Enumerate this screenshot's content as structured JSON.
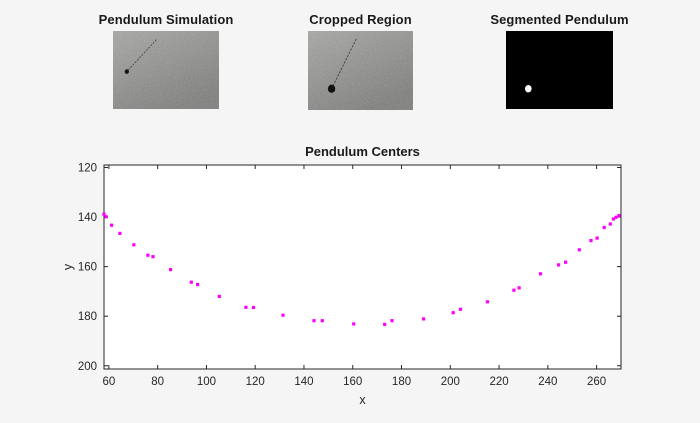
{
  "figure": {
    "background": "#f5f5f5"
  },
  "panels": [
    {
      "title": "Pendulum Simulation",
      "type": "grayscale-noise-image",
      "gray_top": "#a6a6a4",
      "gray_bottom": "#7b7b79",
      "pendulum": {
        "pivot_rel": [
          0.41,
          0.11
        ],
        "bob_rel": [
          0.13,
          0.52
        ],
        "bob_radius": 2.1,
        "rod_color": "#2e2e2e",
        "bob_color": "#141414"
      }
    },
    {
      "title": "Cropped Region",
      "type": "grayscale-noise-image",
      "gray_top": "#a6a6a4",
      "gray_bottom": "#7b7b79",
      "pendulum": {
        "pivot_rel": [
          0.46,
          0.1
        ],
        "bob_rel": [
          0.225,
          0.73
        ],
        "bob_radius": 3.7,
        "rod_color": "#2e2e2e",
        "bob_color": "#111111"
      }
    },
    {
      "title": "Segmented Pendulum",
      "type": "binary-mask-image",
      "bg_color": "#000000",
      "blob": {
        "center_rel": [
          0.208,
          0.74
        ],
        "radius": 3.3,
        "color": "#ffffff"
      }
    }
  ],
  "chart_data": {
    "type": "scatter",
    "title": "Pendulum Centers",
    "xlabel": "x",
    "ylabel": "y",
    "xlim": [
      58,
      270
    ],
    "ylim": [
      119,
      201.3
    ],
    "y_axis_reversed": true,
    "x_ticks": [
      60,
      80,
      100,
      120,
      140,
      160,
      180,
      200,
      220,
      240,
      260
    ],
    "y_ticks": [
      120,
      140,
      160,
      180,
      200
    ],
    "grid": false,
    "box": true,
    "tick_dir": "in",
    "legend": null,
    "axis_color": "#262626",
    "plot_bg": "#ffffff",
    "marker": {
      "shape": "square",
      "color": "#ff00ff",
      "size": 3.2
    },
    "points": [
      [
        58.0,
        138.8
      ],
      [
        58.9,
        139.9
      ],
      [
        61.1,
        143.3
      ],
      [
        64.5,
        146.6
      ],
      [
        70.2,
        151.2
      ],
      [
        76.0,
        155.4
      ],
      [
        78.1,
        156.0
      ],
      [
        85.3,
        161.2
      ],
      [
        93.8,
        166.3
      ],
      [
        96.4,
        167.2
      ],
      [
        105.3,
        172.0
      ],
      [
        116.2,
        176.4
      ],
      [
        119.3,
        176.5
      ],
      [
        131.4,
        179.6
      ],
      [
        144.1,
        181.8
      ],
      [
        147.5,
        181.8
      ],
      [
        160.4,
        183.1
      ],
      [
        173.1,
        183.3
      ],
      [
        176.1,
        181.8
      ],
      [
        189.0,
        181.1
      ],
      [
        201.2,
        178.6
      ],
      [
        204.2,
        177.2
      ],
      [
        215.2,
        174.2
      ],
      [
        226.1,
        169.5
      ],
      [
        228.2,
        168.6
      ],
      [
        237.0,
        162.9
      ],
      [
        244.4,
        159.3
      ],
      [
        247.3,
        158.2
      ],
      [
        252.9,
        153.2
      ],
      [
        257.7,
        149.5
      ],
      [
        260.2,
        148.5
      ],
      [
        263.1,
        144.2
      ],
      [
        265.6,
        142.8
      ],
      [
        266.9,
        140.8
      ],
      [
        267.9,
        140.1
      ],
      [
        269.2,
        139.4
      ]
    ]
  }
}
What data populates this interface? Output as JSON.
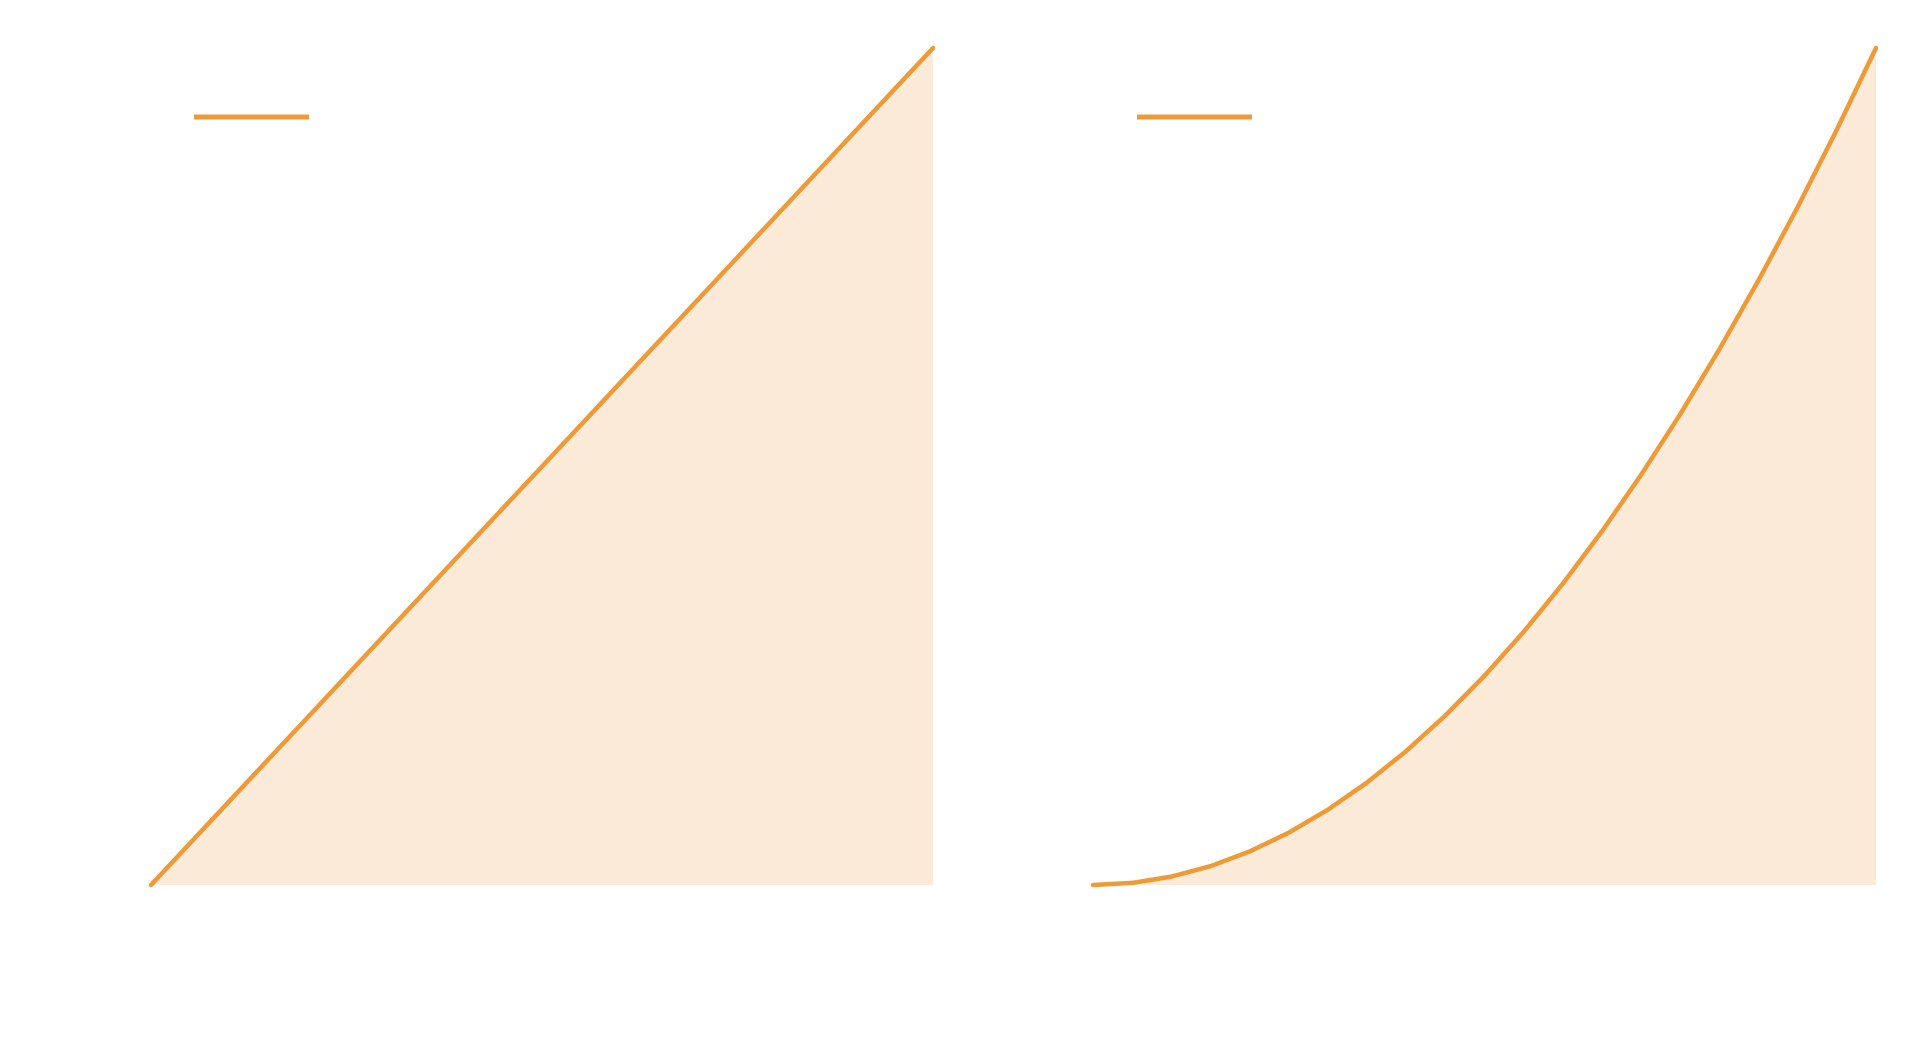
{
  "chart_data": [
    {
      "type": "area",
      "x": [
        0,
        0.1,
        0.2,
        0.3,
        0.4,
        0.5,
        0.6,
        0.7,
        0.8,
        0.9,
        1.0
      ],
      "series": [
        {
          "values": [
            0,
            0.1,
            0.2,
            0.3,
            0.4,
            0.5,
            0.6,
            0.7,
            0.8,
            0.9,
            1.0
          ],
          "color": "#EE9A37",
          "fill": "#FAEAD7"
        }
      ],
      "xlim": [
        0,
        1
      ],
      "ylim": [
        0,
        1
      ],
      "grid": false,
      "axes_visible": false,
      "legend": "top-left"
    },
    {
      "type": "area",
      "x": [
        0,
        0.05,
        0.1,
        0.15,
        0.2,
        0.25,
        0.3,
        0.35,
        0.4,
        0.45,
        0.5,
        0.55,
        0.6,
        0.65,
        0.7,
        0.75,
        0.8,
        0.85,
        0.9,
        0.95,
        1.0
      ],
      "series": [
        {
          "values": [
            0,
            0.0025,
            0.01,
            0.0225,
            0.04,
            0.0625,
            0.09,
            0.1225,
            0.16,
            0.2025,
            0.25,
            0.3025,
            0.36,
            0.4225,
            0.49,
            0.5625,
            0.64,
            0.7225,
            0.81,
            0.9025,
            1.0
          ],
          "color": "#EE9A37",
          "fill": "#FAEAD7"
        }
      ],
      "xlim": [
        0,
        1
      ],
      "ylim": [
        0,
        1
      ],
      "grid": false,
      "axes_visible": false,
      "legend": "top-left"
    }
  ]
}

▶ BRIEF: From the material above, copy everything exactly but the pictures.

▶ CORRECT ANSWER:
Enumerate this screenshot's content as structured JSON.
{
  "figure": {
    "background": "#f5f5f5"
  },
  "panels": [
    {
      "title": "Pendulum Simulation",
      "type": "grayscale-noise-image",
      "gray_top": "#a6a6a4",
      "gray_bottom": "#7b7b79",
      "pendulum": {
        "pivot_rel": [
          0.41,
          0.11
        ],
        "bob_rel": [
          0.13,
          0.52
        ],
        "bob_radius": 2.1,
        "rod_color": "#2e2e2e",
        "bob_color": "#141414"
      }
    },
    {
      "title": "Cropped Region",
      "type": "grayscale-noise-image",
      "gray_top": "#a6a6a4",
      "gray_bottom": "#7b7b79",
      "pendulum": {
        "pivot_rel": [
          0.46,
          0.1
        ],
        "bob_rel": [
          0.225,
          0.73
        ],
        "bob_radius": 3.7,
        "rod_color": "#2e2e2e",
        "bob_color": "#111111"
      }
    },
    {
      "title": "Segmented Pendulum",
      "type": "binary-mask-image",
      "bg_color": "#000000",
      "blob": {
        "center_rel": [
          0.208,
          0.74
        ],
        "radius": 3.3,
        "color": "#ffffff"
      }
    }
  ],
  "chart_data": {
    "type": "scatter",
    "title": "Pendulum Centers",
    "xlabel": "x",
    "ylabel": "y",
    "xlim": [
      58,
      270
    ],
    "ylim": [
      119,
      201.3
    ],
    "y_axis_reversed": true,
    "x_ticks": [
      60,
      80,
      100,
      120,
      140,
      160,
      180,
      200,
      220,
      240,
      260
    ],
    "y_ticks": [
      120,
      140,
      160,
      180,
      200
    ],
    "grid": false,
    "box": true,
    "tick_dir": "in",
    "legend": null,
    "axis_color": "#262626",
    "plot_bg": "#ffffff",
    "marker": {
      "shape": "square",
      "color": "#ff00ff",
      "size": 3.2
    },
    "points": [
      [
        58.0,
        138.8
      ],
      [
        58.9,
        139.9
      ],
      [
        61.1,
        143.3
      ],
      [
        64.5,
        146.6
      ],
      [
        70.2,
        151.2
      ],
      [
        76.0,
        155.4
      ],
      [
        78.1,
        156.0
      ],
      [
        85.3,
        161.2
      ],
      [
        93.8,
        166.3
      ],
      [
        96.4,
        167.2
      ],
      [
        105.3,
        172.0
      ],
      [
        116.2,
        176.4
      ],
      [
        119.3,
        176.5
      ],
      [
        131.4,
        179.6
      ],
      [
        144.1,
        181.8
      ],
      [
        147.5,
        181.8
      ],
      [
        160.4,
        183.1
      ],
      [
        173.1,
        183.3
      ],
      [
        176.1,
        181.8
      ],
      [
        189.0,
        181.1
      ],
      [
        201.2,
        178.6
      ],
      [
        204.2,
        177.2
      ],
      [
        215.2,
        174.2
      ],
      [
        226.1,
        169.5
      ],
      [
        228.2,
        168.6
      ],
      [
        237.0,
        162.9
      ],
      [
        244.4,
        159.3
      ],
      [
        247.3,
        158.2
      ],
      [
        252.9,
        153.2
      ],
      [
        257.7,
        149.5
      ],
      [
        260.2,
        148.5
      ],
      [
        263.1,
        144.2
      ],
      [
        265.6,
        142.8
      ],
      [
        266.9,
        140.8
      ],
      [
        267.9,
        140.1
      ],
      [
        269.2,
        139.4
      ]
    ]
  }
}
What data populates this interface? Output as JSON.
{
  "chart_data": [
    {
      "type": "area",
      "x": [
        0,
        0.1,
        0.2,
        0.3,
        0.4,
        0.5,
        0.6,
        0.7,
        0.8,
        0.9,
        1.0
      ],
      "series": [
        {
          "values": [
            0,
            0.1,
            0.2,
            0.3,
            0.4,
            0.5,
            0.6,
            0.7,
            0.8,
            0.9,
            1.0
          ],
          "color": "#EE9A37",
          "fill": "#FAEAD7"
        }
      ],
      "xlim": [
        0,
        1
      ],
      "ylim": [
        0,
        1
      ],
      "grid": false,
      "axes_visible": false,
      "legend": "top-left"
    },
    {
      "type": "area",
      "x": [
        0,
        0.05,
        0.1,
        0.15,
        0.2,
        0.25,
        0.3,
        0.35,
        0.4,
        0.45,
        0.5,
        0.55,
        0.6,
        0.65,
        0.7,
        0.75,
        0.8,
        0.85,
        0.9,
        0.95,
        1.0
      ],
      "series": [
        {
          "values": [
            0,
            0.0025,
            0.01,
            0.0225,
            0.04,
            0.0625,
            0.09,
            0.1225,
            0.16,
            0.2025,
            0.25,
            0.3025,
            0.36,
            0.4225,
            0.49,
            0.5625,
            0.64,
            0.7225,
            0.81,
            0.9025,
            1.0
          ],
          "color": "#EE9A37",
          "fill": "#FAEAD7"
        }
      ],
      "xlim": [
        0,
        1
      ],
      "ylim": [
        0,
        1
      ],
      "grid": false,
      "axes_visible": false,
      "legend": "top-left"
    }
  ]
}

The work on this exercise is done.